WHAT THE EXERCISE ASKS
Return the records, each one exactly as written.

**** DATA ENTRIES

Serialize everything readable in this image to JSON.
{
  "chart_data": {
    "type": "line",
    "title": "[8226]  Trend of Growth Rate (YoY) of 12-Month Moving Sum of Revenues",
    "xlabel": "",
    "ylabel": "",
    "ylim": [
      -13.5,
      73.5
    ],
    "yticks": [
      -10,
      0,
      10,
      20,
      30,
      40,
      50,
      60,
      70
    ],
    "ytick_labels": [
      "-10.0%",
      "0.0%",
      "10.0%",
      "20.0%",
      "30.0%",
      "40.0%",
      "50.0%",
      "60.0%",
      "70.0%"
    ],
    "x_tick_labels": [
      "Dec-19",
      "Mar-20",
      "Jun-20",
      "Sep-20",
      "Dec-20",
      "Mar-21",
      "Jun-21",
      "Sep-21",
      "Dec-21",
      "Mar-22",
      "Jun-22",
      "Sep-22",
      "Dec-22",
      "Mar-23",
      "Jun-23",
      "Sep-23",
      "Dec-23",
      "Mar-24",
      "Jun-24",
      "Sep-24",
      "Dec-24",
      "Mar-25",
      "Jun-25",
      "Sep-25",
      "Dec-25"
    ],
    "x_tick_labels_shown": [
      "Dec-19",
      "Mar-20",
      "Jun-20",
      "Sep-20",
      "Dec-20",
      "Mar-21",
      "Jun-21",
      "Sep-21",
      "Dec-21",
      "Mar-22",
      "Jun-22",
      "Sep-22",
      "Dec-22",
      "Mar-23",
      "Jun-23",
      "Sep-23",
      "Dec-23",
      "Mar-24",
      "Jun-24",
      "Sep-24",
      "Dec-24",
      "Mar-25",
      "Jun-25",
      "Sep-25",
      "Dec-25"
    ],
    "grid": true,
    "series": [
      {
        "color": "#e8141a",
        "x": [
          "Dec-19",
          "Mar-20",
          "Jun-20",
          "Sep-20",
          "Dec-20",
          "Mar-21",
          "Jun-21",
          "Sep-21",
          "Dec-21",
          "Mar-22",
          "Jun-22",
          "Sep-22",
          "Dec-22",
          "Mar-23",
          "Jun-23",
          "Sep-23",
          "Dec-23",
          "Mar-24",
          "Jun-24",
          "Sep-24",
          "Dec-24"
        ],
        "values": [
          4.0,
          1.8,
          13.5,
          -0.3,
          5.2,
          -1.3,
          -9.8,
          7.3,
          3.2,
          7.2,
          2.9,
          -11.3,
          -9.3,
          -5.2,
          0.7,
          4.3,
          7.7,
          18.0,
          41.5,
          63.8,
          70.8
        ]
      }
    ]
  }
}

********

EXERCISE SOLUTION
Serialize everything readable in this image to JSON.
{
  "chart_data": {
    "type": "line",
    "title": "[8226]  Trend of Growth Rate (YoY) of 12-Month Moving Sum of Revenues",
    "xlabel": "",
    "ylabel": "",
    "ylim": [
      -13.5,
      73.5
    ],
    "yticks": [
      -10,
      0,
      10,
      20,
      30,
      40,
      50,
      60,
      70
    ],
    "ytick_labels": [
      "-10.0%",
      "0.0%",
      "10.0%",
      "20.0%",
      "30.0%",
      "40.0%",
      "50.0%",
      "60.0%",
      "70.0%"
    ],
    "x_tick_labels": [
      "Dec-19",
      "Mar-20",
      "Jun-20",
      "Sep-20",
      "Dec-20",
      "Mar-21",
      "Jun-21",
      "Sep-21",
      "Dec-21",
      "Mar-22",
      "Jun-22",
      "Sep-22",
      "Dec-22",
      "Mar-23",
      "Jun-23",
      "Sep-23",
      "Dec-23",
      "Mar-24",
      "Jun-24",
      "Sep-24",
      "Dec-24",
      "Mar-25",
      "Jun-25",
      "Sep-25",
      "Dec-25"
    ],
    "x_tick_labels_shown": [
      "Dec-19",
      "Mar-20",
      "Jun-20",
      "Sep-20",
      "Dec-20",
      "Mar-21",
      "Jun-21",
      "Sep-21",
      "Dec-21",
      "Mar-22",
      "Jun-22",
      "Sep-22",
      "Dec-22",
      "Mar-23",
      "Jun-23",
      "Sep-23",
      "Dec-23",
      "Mar-24",
      "Jun-24",
      "Sep-24",
      "Dec-24",
      "Mar-25",
      "Jun-25",
      "Sep-25",
      "Dec-25"
    ],
    "grid": true,
    "series": [
      {
        "color": "#e8141a",
        "x": [
          "Dec-19",
          "Mar-20",
          "Jun-20",
          "Sep-20",
          "Dec-20",
          "Mar-21",
          "Jun-21",
          "Sep-21",
          "Dec-21",
          "Mar-22",
          "Jun-22",
          "Sep-22",
          "Dec-22",
          "Mar-23",
          "Jun-23",
          "Sep-23",
          "Dec-23",
          "Mar-24",
          "Jun-24",
          "Sep-24",
          "Dec-24"
        ],
        "values": [
          4.0,
          1.8,
          13.5,
          -0.3,
          5.2,
          -1.3,
          -9.8,
          7.3,
          3.2,
          7.2,
          2.9,
          -11.3,
          -9.3,
          -5.2,
          0.7,
          4.3,
          7.7,
          18.0,
          41.5,
          63.8,
          70.8
        ]
      }
    ]
  }
}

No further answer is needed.